-- BEGIN INPUT RECORDS --

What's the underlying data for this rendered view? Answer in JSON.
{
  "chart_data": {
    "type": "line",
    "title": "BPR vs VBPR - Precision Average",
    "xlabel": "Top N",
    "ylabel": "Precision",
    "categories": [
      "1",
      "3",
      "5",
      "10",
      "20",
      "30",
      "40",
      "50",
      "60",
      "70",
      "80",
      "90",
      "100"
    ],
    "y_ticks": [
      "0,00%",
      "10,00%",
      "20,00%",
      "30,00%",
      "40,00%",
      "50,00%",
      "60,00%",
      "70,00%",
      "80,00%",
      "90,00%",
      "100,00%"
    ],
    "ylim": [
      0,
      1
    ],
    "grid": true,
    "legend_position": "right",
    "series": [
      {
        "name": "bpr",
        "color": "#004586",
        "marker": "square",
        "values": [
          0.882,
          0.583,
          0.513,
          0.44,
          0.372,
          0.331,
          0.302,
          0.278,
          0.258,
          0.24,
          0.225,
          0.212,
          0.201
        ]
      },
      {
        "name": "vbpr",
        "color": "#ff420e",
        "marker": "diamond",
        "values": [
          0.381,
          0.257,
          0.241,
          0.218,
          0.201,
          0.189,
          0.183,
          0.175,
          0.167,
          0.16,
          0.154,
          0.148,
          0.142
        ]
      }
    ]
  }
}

-- END INPUT RECORDS --
-- BEGIN INPUT RECORDS --

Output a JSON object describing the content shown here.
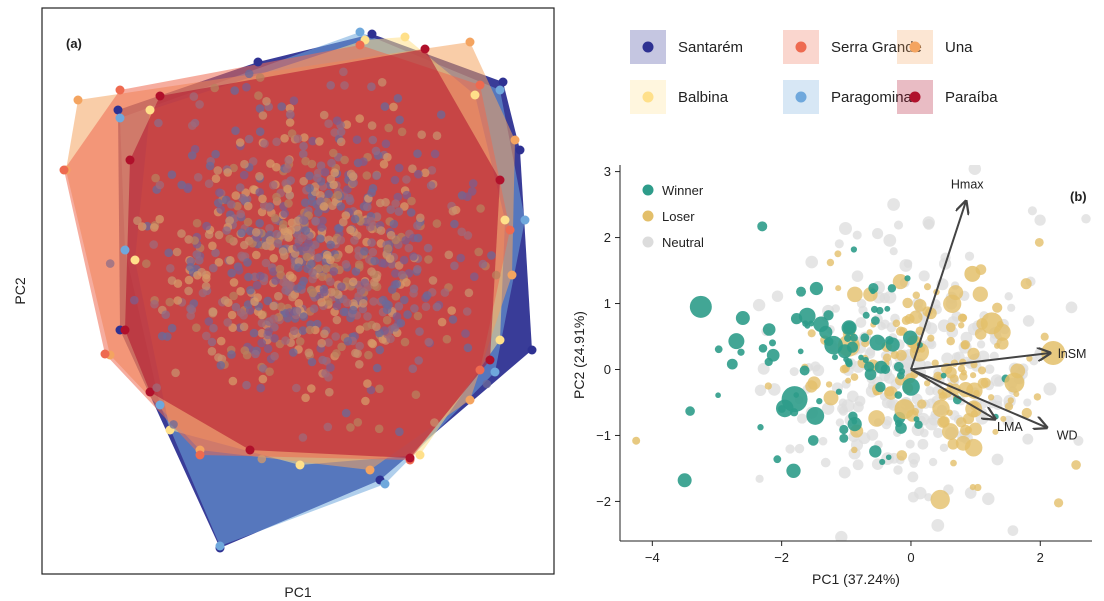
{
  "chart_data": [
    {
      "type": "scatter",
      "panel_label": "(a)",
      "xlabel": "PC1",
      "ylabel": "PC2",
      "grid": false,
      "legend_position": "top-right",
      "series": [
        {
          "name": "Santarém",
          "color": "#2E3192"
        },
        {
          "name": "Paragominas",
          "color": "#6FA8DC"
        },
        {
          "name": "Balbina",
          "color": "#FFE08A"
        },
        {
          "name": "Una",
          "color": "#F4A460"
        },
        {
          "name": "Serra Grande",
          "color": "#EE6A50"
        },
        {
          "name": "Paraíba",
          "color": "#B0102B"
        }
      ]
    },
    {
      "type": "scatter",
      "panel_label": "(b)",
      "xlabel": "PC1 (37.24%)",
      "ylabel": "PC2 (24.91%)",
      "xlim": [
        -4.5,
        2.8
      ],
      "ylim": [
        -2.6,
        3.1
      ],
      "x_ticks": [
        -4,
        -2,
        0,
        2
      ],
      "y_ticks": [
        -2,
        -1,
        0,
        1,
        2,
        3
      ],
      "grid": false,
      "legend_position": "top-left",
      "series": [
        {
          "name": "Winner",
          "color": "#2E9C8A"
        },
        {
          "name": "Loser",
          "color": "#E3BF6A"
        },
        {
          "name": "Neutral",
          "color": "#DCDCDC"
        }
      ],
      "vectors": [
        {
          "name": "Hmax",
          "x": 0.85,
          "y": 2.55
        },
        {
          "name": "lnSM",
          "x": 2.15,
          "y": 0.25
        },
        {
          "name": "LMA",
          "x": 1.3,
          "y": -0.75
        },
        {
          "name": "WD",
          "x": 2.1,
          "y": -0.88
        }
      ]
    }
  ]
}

-- END INPUT RECORDS --
-- BEGIN INPUT RECORDS --

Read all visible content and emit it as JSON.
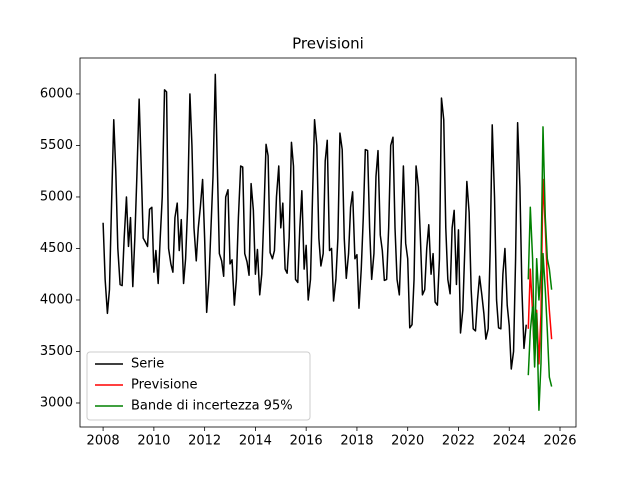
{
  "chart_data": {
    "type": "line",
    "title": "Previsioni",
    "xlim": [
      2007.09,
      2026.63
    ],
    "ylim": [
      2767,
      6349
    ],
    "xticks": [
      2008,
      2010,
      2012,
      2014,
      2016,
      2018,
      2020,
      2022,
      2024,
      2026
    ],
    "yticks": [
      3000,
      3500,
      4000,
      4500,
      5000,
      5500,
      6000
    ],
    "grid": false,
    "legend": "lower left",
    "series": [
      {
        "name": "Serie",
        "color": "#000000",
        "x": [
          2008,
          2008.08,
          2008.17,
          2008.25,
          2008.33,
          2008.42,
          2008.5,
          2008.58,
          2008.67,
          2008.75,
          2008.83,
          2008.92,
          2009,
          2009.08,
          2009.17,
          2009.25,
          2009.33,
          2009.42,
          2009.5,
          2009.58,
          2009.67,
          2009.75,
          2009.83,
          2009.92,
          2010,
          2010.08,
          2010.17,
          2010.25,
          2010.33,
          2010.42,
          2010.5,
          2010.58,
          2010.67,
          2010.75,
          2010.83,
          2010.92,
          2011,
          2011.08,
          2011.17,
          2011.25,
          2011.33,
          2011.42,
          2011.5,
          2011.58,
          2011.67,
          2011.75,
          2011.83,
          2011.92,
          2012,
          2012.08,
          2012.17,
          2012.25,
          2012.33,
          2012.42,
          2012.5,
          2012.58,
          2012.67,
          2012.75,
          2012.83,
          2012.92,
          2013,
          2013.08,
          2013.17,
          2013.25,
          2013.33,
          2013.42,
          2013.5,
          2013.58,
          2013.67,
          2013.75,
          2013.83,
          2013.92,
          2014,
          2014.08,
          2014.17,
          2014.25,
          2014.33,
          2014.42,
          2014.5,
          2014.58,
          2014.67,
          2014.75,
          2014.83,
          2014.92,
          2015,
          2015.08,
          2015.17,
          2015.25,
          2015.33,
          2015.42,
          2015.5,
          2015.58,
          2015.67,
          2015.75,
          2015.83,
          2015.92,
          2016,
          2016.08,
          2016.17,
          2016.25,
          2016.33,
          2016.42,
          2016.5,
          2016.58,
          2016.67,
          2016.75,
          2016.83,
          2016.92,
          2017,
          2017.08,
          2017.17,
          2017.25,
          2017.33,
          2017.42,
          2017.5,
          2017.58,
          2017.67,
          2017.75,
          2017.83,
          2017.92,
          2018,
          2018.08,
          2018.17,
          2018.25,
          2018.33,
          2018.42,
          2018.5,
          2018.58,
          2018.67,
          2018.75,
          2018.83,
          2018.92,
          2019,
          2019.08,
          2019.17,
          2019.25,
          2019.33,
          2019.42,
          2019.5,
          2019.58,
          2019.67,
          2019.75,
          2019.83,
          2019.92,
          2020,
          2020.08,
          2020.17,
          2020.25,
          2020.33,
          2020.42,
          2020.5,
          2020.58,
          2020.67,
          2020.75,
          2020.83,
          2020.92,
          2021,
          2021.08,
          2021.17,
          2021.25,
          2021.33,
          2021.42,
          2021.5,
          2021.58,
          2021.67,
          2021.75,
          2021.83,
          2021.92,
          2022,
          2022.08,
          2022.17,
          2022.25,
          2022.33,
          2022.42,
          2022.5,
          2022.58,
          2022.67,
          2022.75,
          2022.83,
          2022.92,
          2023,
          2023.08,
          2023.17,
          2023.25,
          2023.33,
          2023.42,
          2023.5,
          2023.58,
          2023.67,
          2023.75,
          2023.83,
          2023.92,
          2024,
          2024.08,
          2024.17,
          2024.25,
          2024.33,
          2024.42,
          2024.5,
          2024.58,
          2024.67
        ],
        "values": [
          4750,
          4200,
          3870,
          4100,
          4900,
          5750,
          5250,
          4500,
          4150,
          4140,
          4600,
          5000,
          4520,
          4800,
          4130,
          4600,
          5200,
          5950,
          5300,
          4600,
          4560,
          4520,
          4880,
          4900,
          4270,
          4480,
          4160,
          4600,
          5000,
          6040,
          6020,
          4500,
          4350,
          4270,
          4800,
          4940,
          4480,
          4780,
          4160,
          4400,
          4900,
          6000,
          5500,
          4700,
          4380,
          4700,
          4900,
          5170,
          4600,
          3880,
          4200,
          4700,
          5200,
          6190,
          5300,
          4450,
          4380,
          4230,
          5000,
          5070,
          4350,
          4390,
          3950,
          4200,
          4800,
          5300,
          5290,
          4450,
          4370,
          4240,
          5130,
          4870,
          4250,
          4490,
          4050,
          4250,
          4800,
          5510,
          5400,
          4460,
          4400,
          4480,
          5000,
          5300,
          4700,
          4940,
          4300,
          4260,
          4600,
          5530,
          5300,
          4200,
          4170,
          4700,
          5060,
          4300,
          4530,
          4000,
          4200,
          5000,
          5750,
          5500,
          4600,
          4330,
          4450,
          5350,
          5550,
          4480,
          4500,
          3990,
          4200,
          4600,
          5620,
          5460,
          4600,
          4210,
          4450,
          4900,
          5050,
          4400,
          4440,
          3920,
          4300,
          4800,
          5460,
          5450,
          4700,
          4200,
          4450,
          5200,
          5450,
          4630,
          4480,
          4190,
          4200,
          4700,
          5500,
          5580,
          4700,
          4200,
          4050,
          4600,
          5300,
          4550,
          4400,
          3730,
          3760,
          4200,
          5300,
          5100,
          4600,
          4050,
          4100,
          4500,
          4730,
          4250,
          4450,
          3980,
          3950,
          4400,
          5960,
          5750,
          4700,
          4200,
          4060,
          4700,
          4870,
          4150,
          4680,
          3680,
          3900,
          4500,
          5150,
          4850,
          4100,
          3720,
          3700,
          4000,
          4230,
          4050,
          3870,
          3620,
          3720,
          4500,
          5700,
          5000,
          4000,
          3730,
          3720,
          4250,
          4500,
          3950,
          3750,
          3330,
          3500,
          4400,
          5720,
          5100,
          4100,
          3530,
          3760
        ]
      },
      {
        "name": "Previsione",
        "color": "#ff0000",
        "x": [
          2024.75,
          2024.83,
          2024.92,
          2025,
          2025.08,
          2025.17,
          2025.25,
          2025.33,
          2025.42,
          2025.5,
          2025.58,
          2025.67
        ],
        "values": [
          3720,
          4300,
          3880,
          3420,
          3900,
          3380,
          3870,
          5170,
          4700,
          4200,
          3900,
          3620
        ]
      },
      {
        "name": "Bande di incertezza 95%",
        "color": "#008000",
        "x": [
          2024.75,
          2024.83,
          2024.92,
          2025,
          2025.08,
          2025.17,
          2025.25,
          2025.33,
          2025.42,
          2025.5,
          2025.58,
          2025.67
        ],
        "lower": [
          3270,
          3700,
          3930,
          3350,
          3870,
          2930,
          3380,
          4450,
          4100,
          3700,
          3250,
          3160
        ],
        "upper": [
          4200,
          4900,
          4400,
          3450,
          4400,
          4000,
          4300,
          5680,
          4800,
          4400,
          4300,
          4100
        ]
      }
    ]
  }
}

-- END INPUT RECORDS --

Sift through the entries and copy every line with "xlabel".

# IN RESPONSE
    "xlabel": "Top N",
      "xlabel": "PC1",
      "xlabel": "PC1 (37.24%)",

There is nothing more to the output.